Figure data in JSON
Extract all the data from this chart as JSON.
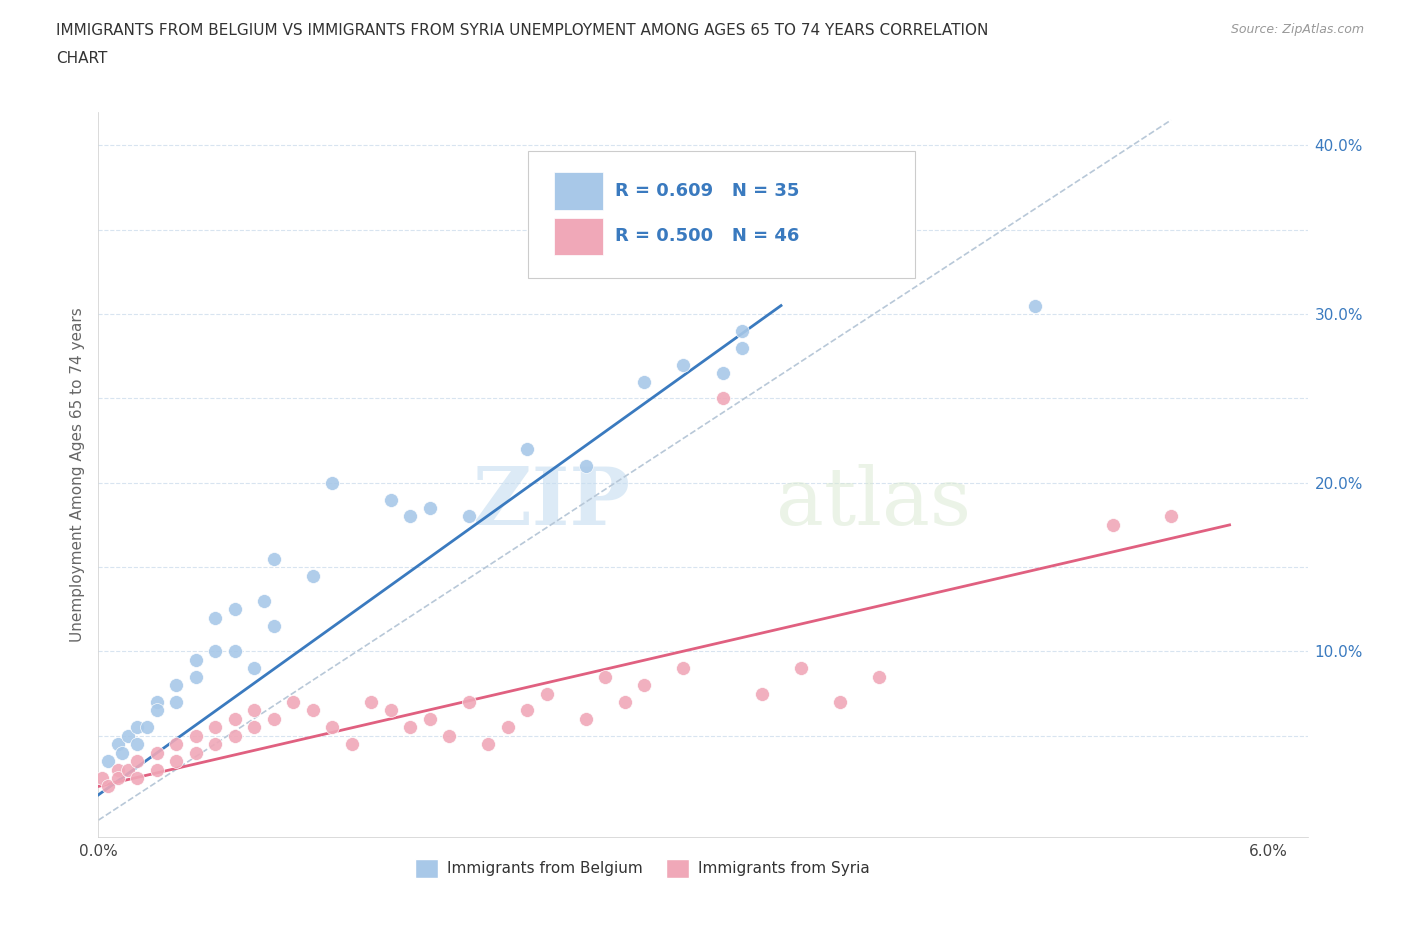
{
  "title": "IMMIGRANTS FROM BELGIUM VS IMMIGRANTS FROM SYRIA UNEMPLOYMENT AMONG AGES 65 TO 74 YEARS CORRELATION\nCHART",
  "source_text": "Source: ZipAtlas.com",
  "ylabel": "Unemployment Among Ages 65 to 74 years",
  "xlim": [
    0.0,
    0.062
  ],
  "ylim": [
    -0.01,
    0.42
  ],
  "xticks": [
    0.0,
    0.01,
    0.02,
    0.03,
    0.04,
    0.05,
    0.06
  ],
  "xticklabels": [
    "0.0%",
    "",
    "",
    "",
    "",
    "",
    "6.0%"
  ],
  "yticks": [
    0.0,
    0.05,
    0.1,
    0.15,
    0.2,
    0.25,
    0.3,
    0.35,
    0.4
  ],
  "yticklabels": [
    "",
    "",
    "10.0%",
    "",
    "20.0%",
    "",
    "30.0%",
    "",
    "40.0%"
  ],
  "grid_color": "#d8e4f0",
  "background_color": "#ffffff",
  "watermark_zip": "ZIP",
  "watermark_atlas": "atlas",
  "belgium_color": "#a8c8e8",
  "syria_color": "#f0a8b8",
  "belgium_line_color": "#3a7abf",
  "syria_line_color": "#e06080",
  "trendline_dash_color": "#b8c8d8",
  "legend_label_belgium": "R = 0.609   N = 35",
  "legend_label_syria": "R = 0.500   N = 46",
  "legend_label_belgium_text": "Immigrants from Belgium",
  "legend_label_syria_text": "Immigrants from Syria",
  "belgium_x": [
    0.0005,
    0.001,
    0.0012,
    0.0015,
    0.002,
    0.002,
    0.0025,
    0.003,
    0.003,
    0.004,
    0.004,
    0.005,
    0.005,
    0.006,
    0.006,
    0.007,
    0.007,
    0.008,
    0.0085,
    0.009,
    0.009,
    0.011,
    0.012,
    0.015,
    0.016,
    0.017,
    0.019,
    0.022,
    0.025,
    0.028,
    0.03,
    0.032,
    0.033,
    0.033,
    0.048
  ],
  "belgium_y": [
    0.035,
    0.045,
    0.04,
    0.05,
    0.045,
    0.055,
    0.055,
    0.07,
    0.065,
    0.07,
    0.08,
    0.085,
    0.095,
    0.1,
    0.12,
    0.1,
    0.125,
    0.09,
    0.13,
    0.115,
    0.155,
    0.145,
    0.2,
    0.19,
    0.18,
    0.185,
    0.18,
    0.22,
    0.21,
    0.26,
    0.27,
    0.265,
    0.29,
    0.28,
    0.305
  ],
  "syria_x": [
    0.0002,
    0.0005,
    0.001,
    0.001,
    0.0015,
    0.002,
    0.002,
    0.003,
    0.003,
    0.004,
    0.004,
    0.005,
    0.005,
    0.006,
    0.006,
    0.007,
    0.007,
    0.008,
    0.008,
    0.009,
    0.01,
    0.011,
    0.012,
    0.013,
    0.014,
    0.015,
    0.016,
    0.017,
    0.018,
    0.019,
    0.02,
    0.021,
    0.022,
    0.023,
    0.025,
    0.026,
    0.027,
    0.028,
    0.03,
    0.032,
    0.034,
    0.036,
    0.038,
    0.04,
    0.052,
    0.055
  ],
  "syria_y": [
    0.025,
    0.02,
    0.03,
    0.025,
    0.03,
    0.025,
    0.035,
    0.03,
    0.04,
    0.035,
    0.045,
    0.04,
    0.05,
    0.045,
    0.055,
    0.05,
    0.06,
    0.055,
    0.065,
    0.06,
    0.07,
    0.065,
    0.055,
    0.045,
    0.07,
    0.065,
    0.055,
    0.06,
    0.05,
    0.07,
    0.045,
    0.055,
    0.065,
    0.075,
    0.06,
    0.085,
    0.07,
    0.08,
    0.09,
    0.25,
    0.075,
    0.09,
    0.07,
    0.085,
    0.175,
    0.18
  ],
  "belgium_trendline_x": [
    0.0,
    0.035
  ],
  "belgium_trendline_y": [
    0.015,
    0.305
  ],
  "syria_trendline_x": [
    0.0,
    0.058
  ],
  "syria_trendline_y": [
    0.02,
    0.175
  ],
  "dash_line_x": [
    0.0,
    0.055
  ],
  "dash_line_y": [
    0.0,
    0.415
  ]
}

■ Instruction ■
Write out the data precisely as given, excluding the pictures.

■ Solution to this task ■
Extract all the data from this chart as JSON.
{
  "title": "IMMIGRANTS FROM BELGIUM VS IMMIGRANTS FROM SYRIA UNEMPLOYMENT AMONG AGES 65 TO 74 YEARS CORRELATION\nCHART",
  "source_text": "Source: ZipAtlas.com",
  "ylabel": "Unemployment Among Ages 65 to 74 years",
  "xlim": [
    0.0,
    0.062
  ],
  "ylim": [
    -0.01,
    0.42
  ],
  "xticks": [
    0.0,
    0.01,
    0.02,
    0.03,
    0.04,
    0.05,
    0.06
  ],
  "xticklabels": [
    "0.0%",
    "",
    "",
    "",
    "",
    "",
    "6.0%"
  ],
  "yticks": [
    0.0,
    0.05,
    0.1,
    0.15,
    0.2,
    0.25,
    0.3,
    0.35,
    0.4
  ],
  "yticklabels": [
    "",
    "",
    "10.0%",
    "",
    "20.0%",
    "",
    "30.0%",
    "",
    "40.0%"
  ],
  "grid_color": "#d8e4f0",
  "background_color": "#ffffff",
  "watermark_zip": "ZIP",
  "watermark_atlas": "atlas",
  "belgium_color": "#a8c8e8",
  "syria_color": "#f0a8b8",
  "belgium_line_color": "#3a7abf",
  "syria_line_color": "#e06080",
  "trendline_dash_color": "#b8c8d8",
  "legend_label_belgium": "R = 0.609   N = 35",
  "legend_label_syria": "R = 0.500   N = 46",
  "legend_label_belgium_text": "Immigrants from Belgium",
  "legend_label_syria_text": "Immigrants from Syria",
  "belgium_x": [
    0.0005,
    0.001,
    0.0012,
    0.0015,
    0.002,
    0.002,
    0.0025,
    0.003,
    0.003,
    0.004,
    0.004,
    0.005,
    0.005,
    0.006,
    0.006,
    0.007,
    0.007,
    0.008,
    0.0085,
    0.009,
    0.009,
    0.011,
    0.012,
    0.015,
    0.016,
    0.017,
    0.019,
    0.022,
    0.025,
    0.028,
    0.03,
    0.032,
    0.033,
    0.033,
    0.048
  ],
  "belgium_y": [
    0.035,
    0.045,
    0.04,
    0.05,
    0.045,
    0.055,
    0.055,
    0.07,
    0.065,
    0.07,
    0.08,
    0.085,
    0.095,
    0.1,
    0.12,
    0.1,
    0.125,
    0.09,
    0.13,
    0.115,
    0.155,
    0.145,
    0.2,
    0.19,
    0.18,
    0.185,
    0.18,
    0.22,
    0.21,
    0.26,
    0.27,
    0.265,
    0.29,
    0.28,
    0.305
  ],
  "syria_x": [
    0.0002,
    0.0005,
    0.001,
    0.001,
    0.0015,
    0.002,
    0.002,
    0.003,
    0.003,
    0.004,
    0.004,
    0.005,
    0.005,
    0.006,
    0.006,
    0.007,
    0.007,
    0.008,
    0.008,
    0.009,
    0.01,
    0.011,
    0.012,
    0.013,
    0.014,
    0.015,
    0.016,
    0.017,
    0.018,
    0.019,
    0.02,
    0.021,
    0.022,
    0.023,
    0.025,
    0.026,
    0.027,
    0.028,
    0.03,
    0.032,
    0.034,
    0.036,
    0.038,
    0.04,
    0.052,
    0.055
  ],
  "syria_y": [
    0.025,
    0.02,
    0.03,
    0.025,
    0.03,
    0.025,
    0.035,
    0.03,
    0.04,
    0.035,
    0.045,
    0.04,
    0.05,
    0.045,
    0.055,
    0.05,
    0.06,
    0.055,
    0.065,
    0.06,
    0.07,
    0.065,
    0.055,
    0.045,
    0.07,
    0.065,
    0.055,
    0.06,
    0.05,
    0.07,
    0.045,
    0.055,
    0.065,
    0.075,
    0.06,
    0.085,
    0.07,
    0.08,
    0.09,
    0.25,
    0.075,
    0.09,
    0.07,
    0.085,
    0.175,
    0.18
  ],
  "belgium_trendline_x": [
    0.0,
    0.035
  ],
  "belgium_trendline_y": [
    0.015,
    0.305
  ],
  "syria_trendline_x": [
    0.0,
    0.058
  ],
  "syria_trendline_y": [
    0.02,
    0.175
  ],
  "dash_line_x": [
    0.0,
    0.055
  ],
  "dash_line_y": [
    0.0,
    0.415
  ]
}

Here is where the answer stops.